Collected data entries
--- Begin ---

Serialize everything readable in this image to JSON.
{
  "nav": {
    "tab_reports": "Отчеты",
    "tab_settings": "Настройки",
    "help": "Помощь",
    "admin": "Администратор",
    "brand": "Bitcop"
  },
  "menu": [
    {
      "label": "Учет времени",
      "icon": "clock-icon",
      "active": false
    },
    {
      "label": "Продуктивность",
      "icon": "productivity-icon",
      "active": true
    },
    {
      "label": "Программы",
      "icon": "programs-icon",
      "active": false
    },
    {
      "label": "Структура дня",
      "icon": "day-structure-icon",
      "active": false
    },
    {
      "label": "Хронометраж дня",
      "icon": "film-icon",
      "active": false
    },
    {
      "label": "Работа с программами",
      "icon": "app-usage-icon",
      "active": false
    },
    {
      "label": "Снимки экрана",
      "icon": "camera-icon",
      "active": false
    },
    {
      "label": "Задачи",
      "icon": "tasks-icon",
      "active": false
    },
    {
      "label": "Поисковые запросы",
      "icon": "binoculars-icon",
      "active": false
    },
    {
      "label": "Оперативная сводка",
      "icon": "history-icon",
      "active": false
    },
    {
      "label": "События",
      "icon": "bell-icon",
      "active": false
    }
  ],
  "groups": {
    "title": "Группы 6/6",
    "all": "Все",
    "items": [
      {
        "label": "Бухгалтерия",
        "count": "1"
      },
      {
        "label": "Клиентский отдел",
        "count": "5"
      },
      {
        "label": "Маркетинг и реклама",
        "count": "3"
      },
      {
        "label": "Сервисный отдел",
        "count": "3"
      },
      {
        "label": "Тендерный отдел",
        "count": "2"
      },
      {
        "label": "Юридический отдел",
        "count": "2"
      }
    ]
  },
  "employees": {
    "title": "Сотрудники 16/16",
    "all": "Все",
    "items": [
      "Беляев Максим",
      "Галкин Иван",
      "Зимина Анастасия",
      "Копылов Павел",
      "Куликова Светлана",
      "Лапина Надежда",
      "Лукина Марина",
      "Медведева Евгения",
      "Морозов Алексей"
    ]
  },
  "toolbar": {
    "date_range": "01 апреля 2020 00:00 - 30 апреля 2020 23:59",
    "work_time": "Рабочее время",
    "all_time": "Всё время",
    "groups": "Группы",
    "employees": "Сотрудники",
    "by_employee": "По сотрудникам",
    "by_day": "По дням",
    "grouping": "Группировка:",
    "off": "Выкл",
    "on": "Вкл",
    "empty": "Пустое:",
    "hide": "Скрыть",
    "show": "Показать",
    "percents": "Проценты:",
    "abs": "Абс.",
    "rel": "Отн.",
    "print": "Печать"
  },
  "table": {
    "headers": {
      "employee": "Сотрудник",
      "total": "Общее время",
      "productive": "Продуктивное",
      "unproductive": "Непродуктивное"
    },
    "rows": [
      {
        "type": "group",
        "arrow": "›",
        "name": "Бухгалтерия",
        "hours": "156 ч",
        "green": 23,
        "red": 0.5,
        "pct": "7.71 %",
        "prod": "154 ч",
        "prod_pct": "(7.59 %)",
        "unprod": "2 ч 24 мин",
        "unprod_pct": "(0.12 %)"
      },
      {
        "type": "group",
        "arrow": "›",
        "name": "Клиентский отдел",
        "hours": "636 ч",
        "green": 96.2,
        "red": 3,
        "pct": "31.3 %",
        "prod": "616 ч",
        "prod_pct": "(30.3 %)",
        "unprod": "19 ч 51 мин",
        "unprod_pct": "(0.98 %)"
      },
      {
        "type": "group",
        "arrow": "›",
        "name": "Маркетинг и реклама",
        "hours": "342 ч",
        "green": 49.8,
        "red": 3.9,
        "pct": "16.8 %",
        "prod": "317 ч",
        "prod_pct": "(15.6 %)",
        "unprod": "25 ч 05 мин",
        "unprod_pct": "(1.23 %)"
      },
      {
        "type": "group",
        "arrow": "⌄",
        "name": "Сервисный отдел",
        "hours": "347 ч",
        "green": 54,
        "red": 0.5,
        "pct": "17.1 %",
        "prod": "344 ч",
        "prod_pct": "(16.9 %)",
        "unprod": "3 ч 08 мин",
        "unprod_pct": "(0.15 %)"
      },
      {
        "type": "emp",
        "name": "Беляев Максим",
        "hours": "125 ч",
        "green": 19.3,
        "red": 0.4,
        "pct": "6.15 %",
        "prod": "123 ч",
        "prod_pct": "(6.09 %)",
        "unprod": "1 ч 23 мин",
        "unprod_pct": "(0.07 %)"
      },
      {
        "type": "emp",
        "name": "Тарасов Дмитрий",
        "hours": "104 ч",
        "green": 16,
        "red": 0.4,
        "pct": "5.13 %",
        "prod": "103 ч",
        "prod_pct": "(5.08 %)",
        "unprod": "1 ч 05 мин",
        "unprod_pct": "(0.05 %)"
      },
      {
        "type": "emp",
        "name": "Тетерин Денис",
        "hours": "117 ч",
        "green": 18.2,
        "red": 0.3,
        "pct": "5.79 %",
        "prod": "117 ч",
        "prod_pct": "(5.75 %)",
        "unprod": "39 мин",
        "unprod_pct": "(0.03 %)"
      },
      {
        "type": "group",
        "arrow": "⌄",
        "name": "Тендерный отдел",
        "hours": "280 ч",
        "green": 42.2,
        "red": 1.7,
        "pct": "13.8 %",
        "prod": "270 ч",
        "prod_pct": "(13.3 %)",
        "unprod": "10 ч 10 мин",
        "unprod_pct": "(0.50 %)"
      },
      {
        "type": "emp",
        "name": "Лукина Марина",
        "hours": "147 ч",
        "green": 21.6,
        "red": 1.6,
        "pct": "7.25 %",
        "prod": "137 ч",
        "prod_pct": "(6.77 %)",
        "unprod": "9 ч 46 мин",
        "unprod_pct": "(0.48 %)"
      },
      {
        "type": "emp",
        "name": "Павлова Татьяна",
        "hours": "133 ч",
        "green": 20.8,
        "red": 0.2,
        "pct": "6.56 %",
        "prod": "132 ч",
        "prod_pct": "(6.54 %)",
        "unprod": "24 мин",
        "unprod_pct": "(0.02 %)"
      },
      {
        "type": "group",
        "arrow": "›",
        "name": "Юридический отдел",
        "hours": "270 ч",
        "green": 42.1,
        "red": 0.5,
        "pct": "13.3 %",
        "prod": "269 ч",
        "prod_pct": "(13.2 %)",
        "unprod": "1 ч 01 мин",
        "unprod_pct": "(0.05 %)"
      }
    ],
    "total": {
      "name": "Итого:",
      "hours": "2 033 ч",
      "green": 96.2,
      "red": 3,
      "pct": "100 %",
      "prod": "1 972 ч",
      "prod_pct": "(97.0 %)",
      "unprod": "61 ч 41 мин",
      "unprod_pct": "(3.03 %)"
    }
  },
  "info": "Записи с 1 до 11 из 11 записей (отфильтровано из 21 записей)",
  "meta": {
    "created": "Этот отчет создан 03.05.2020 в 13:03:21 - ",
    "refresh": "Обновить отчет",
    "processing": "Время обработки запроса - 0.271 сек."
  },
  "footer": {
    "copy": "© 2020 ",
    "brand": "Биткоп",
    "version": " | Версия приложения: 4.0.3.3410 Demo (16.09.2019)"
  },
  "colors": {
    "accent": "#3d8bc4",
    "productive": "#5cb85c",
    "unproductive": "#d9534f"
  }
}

--- End ---

[WORK TO BE COMPLETED]
Report all lines of the data that include the word "Юридический".

[EXERCISE OUTPUT]
        "label": "Юридический отдел",
        "name": "Юридический отдел",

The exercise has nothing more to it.